*Task instructions*: Find each line holding the word "ToBRFV" and give the total alone.

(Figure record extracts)
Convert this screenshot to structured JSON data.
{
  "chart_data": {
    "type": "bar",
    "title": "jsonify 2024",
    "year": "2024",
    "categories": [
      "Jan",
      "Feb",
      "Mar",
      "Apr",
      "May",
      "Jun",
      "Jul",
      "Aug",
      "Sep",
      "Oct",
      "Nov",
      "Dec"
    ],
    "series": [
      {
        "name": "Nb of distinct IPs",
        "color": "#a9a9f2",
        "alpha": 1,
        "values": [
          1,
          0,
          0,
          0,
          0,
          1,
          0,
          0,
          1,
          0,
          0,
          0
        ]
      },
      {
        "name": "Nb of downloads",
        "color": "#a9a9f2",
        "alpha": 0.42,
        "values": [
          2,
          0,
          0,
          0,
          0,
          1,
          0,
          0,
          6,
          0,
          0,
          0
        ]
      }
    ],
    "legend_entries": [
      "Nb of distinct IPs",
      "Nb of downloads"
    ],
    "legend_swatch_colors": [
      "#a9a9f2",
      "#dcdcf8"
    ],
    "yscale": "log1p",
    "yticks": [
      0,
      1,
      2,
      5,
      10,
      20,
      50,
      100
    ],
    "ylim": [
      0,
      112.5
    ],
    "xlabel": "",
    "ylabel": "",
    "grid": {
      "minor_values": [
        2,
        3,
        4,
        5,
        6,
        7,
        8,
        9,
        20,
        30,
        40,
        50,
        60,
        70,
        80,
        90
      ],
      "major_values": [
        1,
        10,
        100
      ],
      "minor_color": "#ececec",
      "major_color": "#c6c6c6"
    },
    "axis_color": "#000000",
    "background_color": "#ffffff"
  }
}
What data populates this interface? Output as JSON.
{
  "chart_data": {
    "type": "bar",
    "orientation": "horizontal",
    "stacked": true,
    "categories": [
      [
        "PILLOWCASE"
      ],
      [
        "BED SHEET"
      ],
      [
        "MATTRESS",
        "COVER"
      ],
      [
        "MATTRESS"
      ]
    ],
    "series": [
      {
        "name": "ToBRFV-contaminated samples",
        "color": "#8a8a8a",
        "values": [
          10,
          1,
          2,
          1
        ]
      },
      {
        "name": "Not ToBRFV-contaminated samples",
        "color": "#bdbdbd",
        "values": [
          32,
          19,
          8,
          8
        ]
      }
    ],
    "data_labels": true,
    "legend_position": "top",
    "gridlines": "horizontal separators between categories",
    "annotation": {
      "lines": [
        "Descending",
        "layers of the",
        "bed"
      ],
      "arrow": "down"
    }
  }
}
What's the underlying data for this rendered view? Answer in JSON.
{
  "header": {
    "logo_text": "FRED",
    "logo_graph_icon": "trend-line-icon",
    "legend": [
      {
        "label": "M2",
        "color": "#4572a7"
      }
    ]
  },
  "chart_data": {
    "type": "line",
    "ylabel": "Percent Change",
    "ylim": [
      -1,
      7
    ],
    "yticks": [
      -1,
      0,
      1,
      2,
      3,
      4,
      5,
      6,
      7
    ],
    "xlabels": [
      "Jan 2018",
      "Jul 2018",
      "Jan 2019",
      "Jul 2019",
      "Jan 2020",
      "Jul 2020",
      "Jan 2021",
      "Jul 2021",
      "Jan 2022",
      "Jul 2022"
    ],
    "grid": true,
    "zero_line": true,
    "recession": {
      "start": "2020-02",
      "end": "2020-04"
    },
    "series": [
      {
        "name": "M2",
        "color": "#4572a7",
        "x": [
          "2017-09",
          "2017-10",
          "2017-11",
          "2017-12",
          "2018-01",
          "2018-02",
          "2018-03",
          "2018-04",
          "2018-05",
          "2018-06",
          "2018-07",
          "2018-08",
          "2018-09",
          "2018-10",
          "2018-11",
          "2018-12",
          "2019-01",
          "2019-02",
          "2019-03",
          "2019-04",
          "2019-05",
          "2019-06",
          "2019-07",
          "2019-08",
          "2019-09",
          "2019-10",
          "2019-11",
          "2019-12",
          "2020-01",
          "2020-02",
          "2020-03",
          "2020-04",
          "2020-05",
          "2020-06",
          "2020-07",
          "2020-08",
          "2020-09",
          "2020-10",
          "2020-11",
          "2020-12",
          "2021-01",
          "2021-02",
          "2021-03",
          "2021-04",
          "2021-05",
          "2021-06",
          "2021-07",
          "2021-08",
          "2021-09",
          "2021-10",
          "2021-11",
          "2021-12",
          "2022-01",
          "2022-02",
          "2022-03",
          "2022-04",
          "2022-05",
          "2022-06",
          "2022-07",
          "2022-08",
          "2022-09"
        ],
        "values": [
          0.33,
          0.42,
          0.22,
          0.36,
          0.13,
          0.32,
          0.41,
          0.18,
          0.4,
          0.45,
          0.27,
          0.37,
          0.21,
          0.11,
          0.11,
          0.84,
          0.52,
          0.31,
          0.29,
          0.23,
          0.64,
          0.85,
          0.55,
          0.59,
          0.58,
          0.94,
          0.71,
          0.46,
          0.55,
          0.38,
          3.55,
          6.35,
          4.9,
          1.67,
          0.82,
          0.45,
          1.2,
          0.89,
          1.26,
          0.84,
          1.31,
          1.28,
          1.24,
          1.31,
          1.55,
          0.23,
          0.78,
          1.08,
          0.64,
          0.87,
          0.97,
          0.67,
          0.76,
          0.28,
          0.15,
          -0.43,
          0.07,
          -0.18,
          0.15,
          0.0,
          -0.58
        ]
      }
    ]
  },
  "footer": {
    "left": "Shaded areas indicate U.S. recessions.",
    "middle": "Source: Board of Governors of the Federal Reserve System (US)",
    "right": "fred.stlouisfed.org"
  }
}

*Result for this task*: 2